* start RECORD EXCERPTS *

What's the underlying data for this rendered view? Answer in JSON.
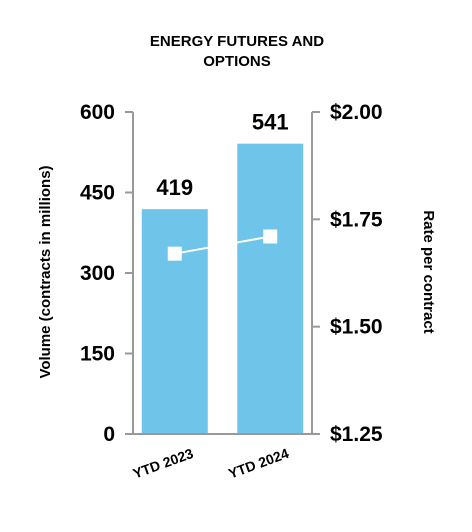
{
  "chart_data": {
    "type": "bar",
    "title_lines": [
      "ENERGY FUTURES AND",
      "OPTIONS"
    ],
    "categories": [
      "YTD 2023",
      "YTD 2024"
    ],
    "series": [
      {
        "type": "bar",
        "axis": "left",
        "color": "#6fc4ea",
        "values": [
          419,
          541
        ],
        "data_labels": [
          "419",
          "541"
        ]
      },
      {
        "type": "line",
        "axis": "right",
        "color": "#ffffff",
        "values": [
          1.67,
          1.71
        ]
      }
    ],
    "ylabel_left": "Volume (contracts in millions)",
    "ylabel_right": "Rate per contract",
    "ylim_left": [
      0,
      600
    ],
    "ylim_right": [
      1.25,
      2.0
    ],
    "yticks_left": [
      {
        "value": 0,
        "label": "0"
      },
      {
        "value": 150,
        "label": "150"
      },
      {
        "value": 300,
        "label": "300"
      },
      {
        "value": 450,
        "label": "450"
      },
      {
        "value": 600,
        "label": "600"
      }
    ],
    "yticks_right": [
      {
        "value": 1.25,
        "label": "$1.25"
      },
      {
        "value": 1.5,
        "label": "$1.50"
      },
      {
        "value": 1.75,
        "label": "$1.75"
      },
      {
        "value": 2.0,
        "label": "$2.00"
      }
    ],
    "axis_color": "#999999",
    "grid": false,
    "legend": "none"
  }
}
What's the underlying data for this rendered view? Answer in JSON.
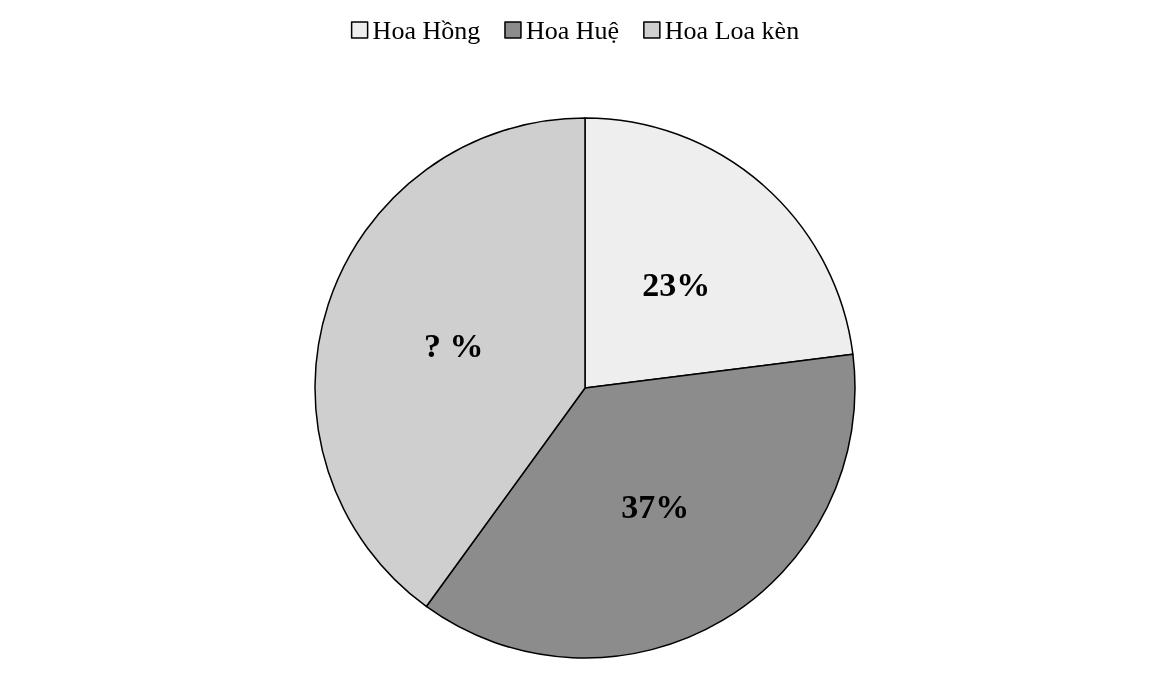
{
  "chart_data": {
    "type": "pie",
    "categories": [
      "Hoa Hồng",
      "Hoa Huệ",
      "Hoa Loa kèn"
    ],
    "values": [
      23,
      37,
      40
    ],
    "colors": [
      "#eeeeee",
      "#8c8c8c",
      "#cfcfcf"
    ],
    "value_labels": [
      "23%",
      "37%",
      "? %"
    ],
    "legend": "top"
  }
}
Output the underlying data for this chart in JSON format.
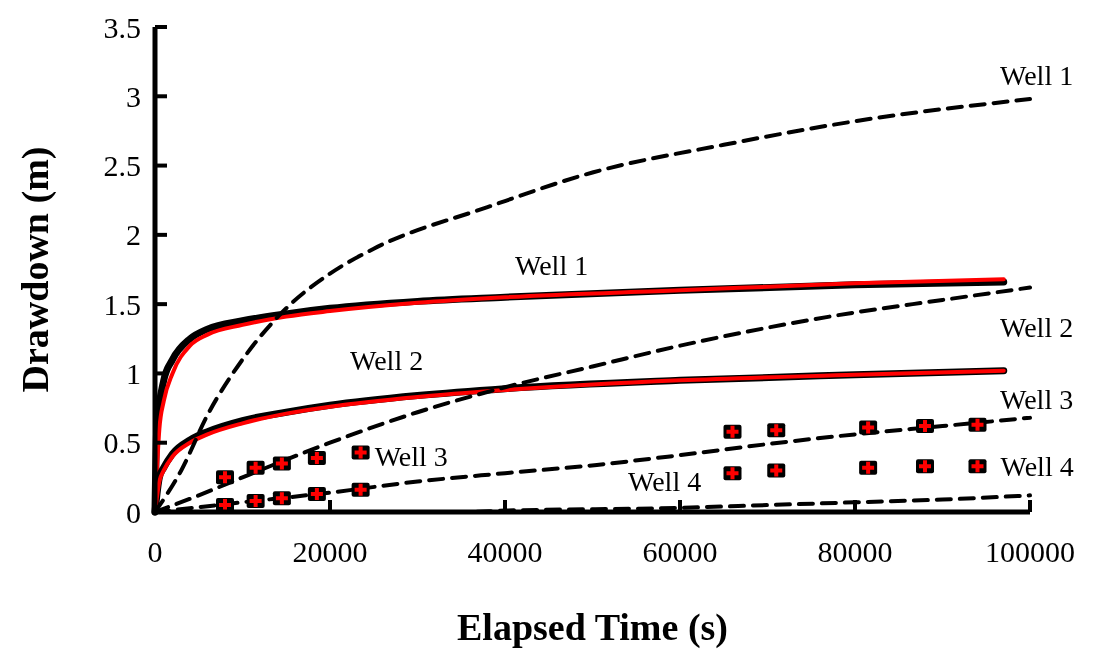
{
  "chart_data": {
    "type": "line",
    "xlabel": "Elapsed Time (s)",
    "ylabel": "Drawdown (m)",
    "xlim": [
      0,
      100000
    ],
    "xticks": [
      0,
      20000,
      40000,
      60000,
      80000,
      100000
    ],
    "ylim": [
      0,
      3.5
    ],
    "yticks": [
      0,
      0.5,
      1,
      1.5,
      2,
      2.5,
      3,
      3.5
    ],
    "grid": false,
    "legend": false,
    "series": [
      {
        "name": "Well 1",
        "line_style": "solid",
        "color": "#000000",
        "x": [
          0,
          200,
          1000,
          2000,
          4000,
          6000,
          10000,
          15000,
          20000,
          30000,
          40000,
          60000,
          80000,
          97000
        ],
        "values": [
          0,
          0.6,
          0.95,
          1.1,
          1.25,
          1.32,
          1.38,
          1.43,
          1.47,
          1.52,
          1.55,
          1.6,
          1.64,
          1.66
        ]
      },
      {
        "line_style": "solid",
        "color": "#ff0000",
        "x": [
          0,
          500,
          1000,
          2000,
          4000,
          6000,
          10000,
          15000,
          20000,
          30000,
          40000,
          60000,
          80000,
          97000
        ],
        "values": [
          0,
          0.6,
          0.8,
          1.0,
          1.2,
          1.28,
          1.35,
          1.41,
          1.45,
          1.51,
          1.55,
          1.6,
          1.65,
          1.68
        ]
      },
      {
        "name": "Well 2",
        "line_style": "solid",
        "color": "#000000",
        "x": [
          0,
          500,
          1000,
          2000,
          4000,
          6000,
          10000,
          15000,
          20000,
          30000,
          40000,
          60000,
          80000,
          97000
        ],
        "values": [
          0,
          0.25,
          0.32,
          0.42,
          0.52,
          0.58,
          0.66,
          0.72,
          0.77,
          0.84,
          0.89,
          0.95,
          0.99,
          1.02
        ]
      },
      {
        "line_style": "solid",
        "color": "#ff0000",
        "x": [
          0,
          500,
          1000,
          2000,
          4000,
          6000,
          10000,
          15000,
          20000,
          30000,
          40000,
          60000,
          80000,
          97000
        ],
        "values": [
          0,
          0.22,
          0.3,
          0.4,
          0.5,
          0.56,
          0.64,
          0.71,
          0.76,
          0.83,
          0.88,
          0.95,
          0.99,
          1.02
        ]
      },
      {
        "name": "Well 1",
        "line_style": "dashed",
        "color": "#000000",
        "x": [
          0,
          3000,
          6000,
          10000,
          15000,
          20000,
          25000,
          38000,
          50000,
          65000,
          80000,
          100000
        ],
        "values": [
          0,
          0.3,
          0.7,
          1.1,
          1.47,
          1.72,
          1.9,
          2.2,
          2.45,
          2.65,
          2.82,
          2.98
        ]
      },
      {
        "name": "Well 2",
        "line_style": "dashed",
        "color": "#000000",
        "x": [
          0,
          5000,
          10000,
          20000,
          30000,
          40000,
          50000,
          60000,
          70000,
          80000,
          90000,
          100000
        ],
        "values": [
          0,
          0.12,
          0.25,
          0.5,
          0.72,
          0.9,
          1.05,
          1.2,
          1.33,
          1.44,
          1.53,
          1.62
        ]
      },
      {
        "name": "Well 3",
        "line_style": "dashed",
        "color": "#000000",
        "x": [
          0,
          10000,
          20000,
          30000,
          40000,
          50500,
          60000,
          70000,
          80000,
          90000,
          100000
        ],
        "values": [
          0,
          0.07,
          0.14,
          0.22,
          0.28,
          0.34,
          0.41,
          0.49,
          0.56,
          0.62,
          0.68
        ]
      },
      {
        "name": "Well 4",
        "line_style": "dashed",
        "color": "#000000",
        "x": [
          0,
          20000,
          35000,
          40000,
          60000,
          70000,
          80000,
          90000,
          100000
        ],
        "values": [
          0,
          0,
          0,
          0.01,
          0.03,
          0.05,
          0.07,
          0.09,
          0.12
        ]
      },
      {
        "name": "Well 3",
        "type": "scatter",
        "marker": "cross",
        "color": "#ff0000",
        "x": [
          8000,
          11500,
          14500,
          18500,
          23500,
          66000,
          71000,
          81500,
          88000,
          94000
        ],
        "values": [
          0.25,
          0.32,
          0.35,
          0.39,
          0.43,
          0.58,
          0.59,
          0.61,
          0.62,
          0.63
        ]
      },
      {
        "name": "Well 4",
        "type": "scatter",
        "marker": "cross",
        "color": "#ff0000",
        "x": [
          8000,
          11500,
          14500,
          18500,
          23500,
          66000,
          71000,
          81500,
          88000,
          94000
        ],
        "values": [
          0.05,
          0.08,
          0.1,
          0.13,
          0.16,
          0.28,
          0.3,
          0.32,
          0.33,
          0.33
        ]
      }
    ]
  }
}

* end RECORD EXCERPTS *

# TASK INSTRUCTIONS
Return to the listing above and set it down exactly, leaving out its pictures.

# SOLUTION FOR THIS EXERCISE
What's the underlying data for this rendered view? Answer in JSON.
{
  "chart_data": {
    "type": "bar",
    "title_lines": [
      "ENERGY FUTURES AND",
      "OPTIONS"
    ],
    "categories": [
      "YTD 2023",
      "YTD 2024"
    ],
    "series": [
      {
        "type": "bar",
        "axis": "left",
        "color": "#6fc4ea",
        "values": [
          419,
          541
        ],
        "data_labels": [
          "419",
          "541"
        ]
      },
      {
        "type": "line",
        "axis": "right",
        "color": "#ffffff",
        "values": [
          1.67,
          1.71
        ]
      }
    ],
    "ylabel_left": "Volume (contracts in millions)",
    "ylabel_right": "Rate per contract",
    "ylim_left": [
      0,
      600
    ],
    "ylim_right": [
      1.25,
      2.0
    ],
    "yticks_left": [
      {
        "value": 0,
        "label": "0"
      },
      {
        "value": 150,
        "label": "150"
      },
      {
        "value": 300,
        "label": "300"
      },
      {
        "value": 450,
        "label": "450"
      },
      {
        "value": 600,
        "label": "600"
      }
    ],
    "yticks_right": [
      {
        "value": 1.25,
        "label": "$1.25"
      },
      {
        "value": 1.5,
        "label": "$1.50"
      },
      {
        "value": 1.75,
        "label": "$1.75"
      },
      {
        "value": 2.0,
        "label": "$2.00"
      }
    ],
    "axis_color": "#999999",
    "grid": false,
    "legend": "none"
  }
}
What's the underlying data for this rendered view? Answer in JSON.
{
  "chart_data": {
    "type": "pie",
    "categories": [
      "Hoa Hồng",
      "Hoa Huệ",
      "Hoa Loa kèn"
    ],
    "values": [
      23,
      37,
      40
    ],
    "colors": [
      "#eeeeee",
      "#8c8c8c",
      "#cfcfcf"
    ],
    "value_labels": [
      "23%",
      "37%",
      "? %"
    ],
    "legend": "top"
  }
}
Output the underlying data for this chart in JSON format.
{
  "chart_data": {
    "type": "line",
    "xlabel": "Elapsed Time (s)",
    "ylabel": "Drawdown (m)",
    "xlim": [
      0,
      100000
    ],
    "xticks": [
      0,
      20000,
      40000,
      60000,
      80000,
      100000
    ],
    "ylim": [
      0,
      3.5
    ],
    "yticks": [
      0,
      0.5,
      1,
      1.5,
      2,
      2.5,
      3,
      3.5
    ],
    "grid": false,
    "legend": false,
    "series": [
      {
        "name": "Well 1",
        "line_style": "solid",
        "color": "#000000",
        "x": [
          0,
          200,
          1000,
          2000,
          4000,
          6000,
          10000,
          15000,
          20000,
          30000,
          40000,
          60000,
          80000,
          97000
        ],
        "values": [
          0,
          0.6,
          0.95,
          1.1,
          1.25,
          1.32,
          1.38,
          1.43,
          1.47,
          1.52,
          1.55,
          1.6,
          1.64,
          1.66
        ]
      },
      {
        "line_style": "solid",
        "color": "#ff0000",
        "x": [
          0,
          500,
          1000,
          2000,
          4000,
          6000,
          10000,
          15000,
          20000,
          30000,
          40000,
          60000,
          80000,
          97000
        ],
        "values": [
          0,
          0.6,
          0.8,
          1.0,
          1.2,
          1.28,
          1.35,
          1.41,
          1.45,
          1.51,
          1.55,
          1.6,
          1.65,
          1.68
        ]
      },
      {
        "name": "Well 2",
        "line_style": "solid",
        "color": "#000000",
        "x": [
          0,
          500,
          1000,
          2000,
          4000,
          6000,
          10000,
          15000,
          20000,
          30000,
          40000,
          60000,
          80000,
          97000
        ],
        "values": [
          0,
          0.25,
          0.32,
          0.42,
          0.52,
          0.58,
          0.66,
          0.72,
          0.77,
          0.84,
          0.89,
          0.95,
          0.99,
          1.02
        ]
      },
      {
        "line_style": "solid",
        "color": "#ff0000",
        "x": [
          0,
          500,
          1000,
          2000,
          4000,
          6000,
          10000,
          15000,
          20000,
          30000,
          40000,
          60000,
          80000,
          97000
        ],
        "values": [
          0,
          0.22,
          0.3,
          0.4,
          0.5,
          0.56,
          0.64,
          0.71,
          0.76,
          0.83,
          0.88,
          0.95,
          0.99,
          1.02
        ]
      },
      {
        "name": "Well 1",
        "line_style": "dashed",
        "color": "#000000",
        "x": [
          0,
          3000,
          6000,
          10000,
          15000,
          20000,
          25000,
          38000,
          50000,
          65000,
          80000,
          100000
        ],
        "values": [
          0,
          0.3,
          0.7,
          1.1,
          1.47,
          1.72,
          1.9,
          2.2,
          2.45,
          2.65,
          2.82,
          2.98
        ]
      },
      {
        "name": "Well 2",
        "line_style": "dashed",
        "color": "#000000",
        "x": [
          0,
          5000,
          10000,
          20000,
          30000,
          40000,
          50000,
          60000,
          70000,
          80000,
          90000,
          100000
        ],
        "values": [
          0,
          0.12,
          0.25,
          0.5,
          0.72,
          0.9,
          1.05,
          1.2,
          1.33,
          1.44,
          1.53,
          1.62
        ]
      },
      {
        "name": "Well 3",
        "line_style": "dashed",
        "color": "#000000",
        "x": [
          0,
          10000,
          20000,
          30000,
          40000,
          50500,
          60000,
          70000,
          80000,
          90000,
          100000
        ],
        "values": [
          0,
          0.07,
          0.14,
          0.22,
          0.28,
          0.34,
          0.41,
          0.49,
          0.56,
          0.62,
          0.68
        ]
      },
      {
        "name": "Well 4",
        "line_style": "dashed",
        "color": "#000000",
        "x": [
          0,
          20000,
          35000,
          40000,
          60000,
          70000,
          80000,
          90000,
          100000
        ],
        "values": [
          0,
          0,
          0,
          0.01,
          0.03,
          0.05,
          0.07,
          0.09,
          0.12
        ]
      },
      {
        "name": "Well 3",
        "type": "scatter",
        "marker": "cross",
        "color": "#ff0000",
        "x": [
          8000,
          11500,
          14500,
          18500,
          23500,
          66000,
          71000,
          81500,
          88000,
          94000
        ],
        "values": [
          0.25,
          0.32,
          0.35,
          0.39,
          0.43,
          0.58,
          0.59,
          0.61,
          0.62,
          0.63
        ]
      },
      {
        "name": "Well 4",
        "type": "scatter",
        "marker": "cross",
        "color": "#ff0000",
        "x": [
          8000,
          11500,
          14500,
          18500,
          23500,
          66000,
          71000,
          81500,
          88000,
          94000
        ],
        "values": [
          0.05,
          0.08,
          0.1,
          0.13,
          0.16,
          0.28,
          0.3,
          0.32,
          0.33,
          0.33
        ]
      }
    ]
  }
}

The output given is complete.